Extracted records:

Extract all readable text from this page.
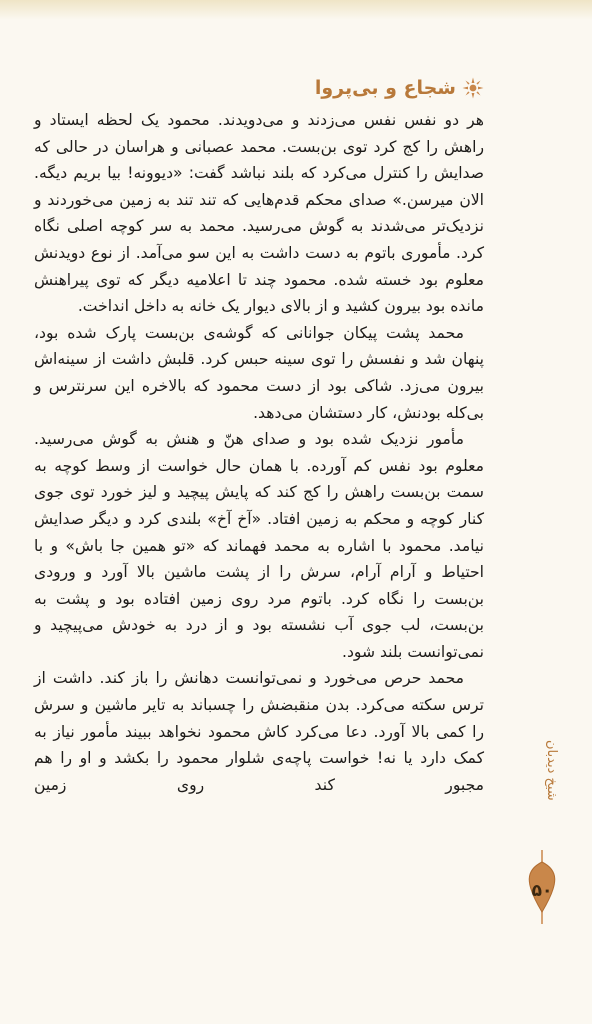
شجاع و بی‌پروا

هر دو نفس نفس می‌زدند و می‌دویدند. محمود یک لحظه ایستاد و راهش را کج کرد توی بن‌بست. محمد عصبانی و هراسان در حالی که صدایش را کنترل می‌کرد که بلند نباشد گفت: «دیوونه! بیا بریم دیگه. الان میرسن.» صدای محکم قدم‌هایی که تند تند به زمین می‌خوردند و نزدیک‌تر می‌شدند به گوش می‌رسید. محمد به سر کوچه اصلی نگاه کرد. مأموری باتوم به دست داشت به این سو می‌آمد. از نوع دویدنش معلوم بود خسته شده. محمود چند تا اعلامیه دیگر که توی پیراهنش مانده بود بیرون کشید و از بالای دیوار یک خانه به داخل انداخت.

محمد پشت پیکان جوانانی که گوشه‌ی بن‌بست پارک شده بود، پنهان شد و نفسش را توی سینه حبس کرد. قلبش داشت از سینه‌اش بیرون می‌زد. شاکی بود از دست محمود که بالاخره این سرنترس و بی‌کله بودنش، کار دستشان می‌دهد.

مأمور نزدیک شده بود و صدای هنّ و هنش به گوش می‌رسید. معلوم بود نفس کم آورده. با همان حال خواست از وسط کوچه به سمت بن‌بست راهش را کج کند که پایش پیچید و لیز خورد توی جوی کنار کوچه و محکم به زمین افتاد. «آخ آخ» بلندی کرد و دیگر صدایش نیامد. محمود با اشاره به محمد فهماند که «تو همین جا باش» و با احتیاط و آرام آرام، سرش را از پشت ماشین بالا آورد و ورودی بن‌بست را نگاه کرد. باتوم مرد روی زمین افتاده بود و پشت به بن‌بست، لب جوی آب نشسته بود و از درد به خودش می‌پیچید و نمی‌توانست بلند شود.

محمد حرص می‌خورد و نمی‌توانست دهانش را باز کند. داشت از ترس سکته می‌کرد. بدن منقبضش را چسباند به تایر ماشین و سرش را کمی بالا آورد. دعا می‌کرد کاش محمود نخواهد ببیند مأمور نیاز به کمک دارد یا نه! خواست پاچه‌ی شلوار محمود را بکشد و او را هم مجبور کند روی زمین	شیخ دیدبان
۵۰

EXERCISE OBJECTIVE
Write every record out again exactly; no pictures belong in the copy.

SOLUTION TO THE PROBLEM
Extract all readable text from this page.
شجاع و بی‌پروا

هر دو نفس نفس می‌زدند و می‌دویدند. محمود یک لحظه ایستاد و راهش را کج کرد توی بن‌بست. محمد عصبانی و هراسان در حالی که صدایش را کنترل می‌کرد که بلند نباشد گفت: «دیوونه! بیا بریم دیگه. الان میرسن.» صدای محکم قدم‌هایی که تند تند به زمین می‌خوردند و نزدیک‌تر می‌شدند به گوش می‌رسید. محمد به سر کوچه اصلی نگاه کرد. مأموری باتوم به دست داشت به این سو می‌آمد. از نوع دویدنش معلوم بود خسته شده. محمود چند تا اعلامیه دیگر که توی پیراهنش مانده بود بیرون کشید و از بالای دیوار یک خانه به داخل انداخت.

محمد پشت پیکان جوانانی که گوشه‌ی بن‌بست پارک شده بود، پنهان شد و نفسش را توی سینه حبس کرد. قلبش داشت از سینه‌اش بیرون می‌زد. شاکی بود از دست محمود که بالاخره این سرنترس و بی‌کله بودنش، کار دستشان می‌دهد.

مأمور نزدیک شده بود و صدای هنّ و هنش به گوش می‌رسید. معلوم بود نفس کم آورده. با همان حال خواست از وسط کوچه به سمت بن‌بست راهش را کج کند که پایش پیچید و لیز خورد توی جوی کنار کوچه و محکم به زمین افتاد. «آخ آخ» بلندی کرد و دیگر صدایش نیامد. محمود با اشاره به محمد فهماند که «تو همین جا باش» و با احتیاط و آرام آرام، سرش را از پشت ماشین بالا آورد و ورودی بن‌بست را نگاه کرد. باتوم مرد روی زمین افتاده بود و پشت به بن‌بست، لب جوی آب نشسته بود و از درد به خودش می‌پیچید و نمی‌توانست بلند شود.

محمد حرص می‌خورد و نمی‌توانست دهانش را باز کند. داشت از ترس سکته می‌کرد. بدن منقبضش را چسباند به تایر ماشین و سرش را کمی بالا آورد. دعا می‌کرد کاش محمود نخواهد ببیند مأمور نیاز به کمک دارد یا نه! خواست پاچه‌ی شلوار محمود را بکشد و او را هم مجبور کند روی زمین	شیخ دیدبان
۵۰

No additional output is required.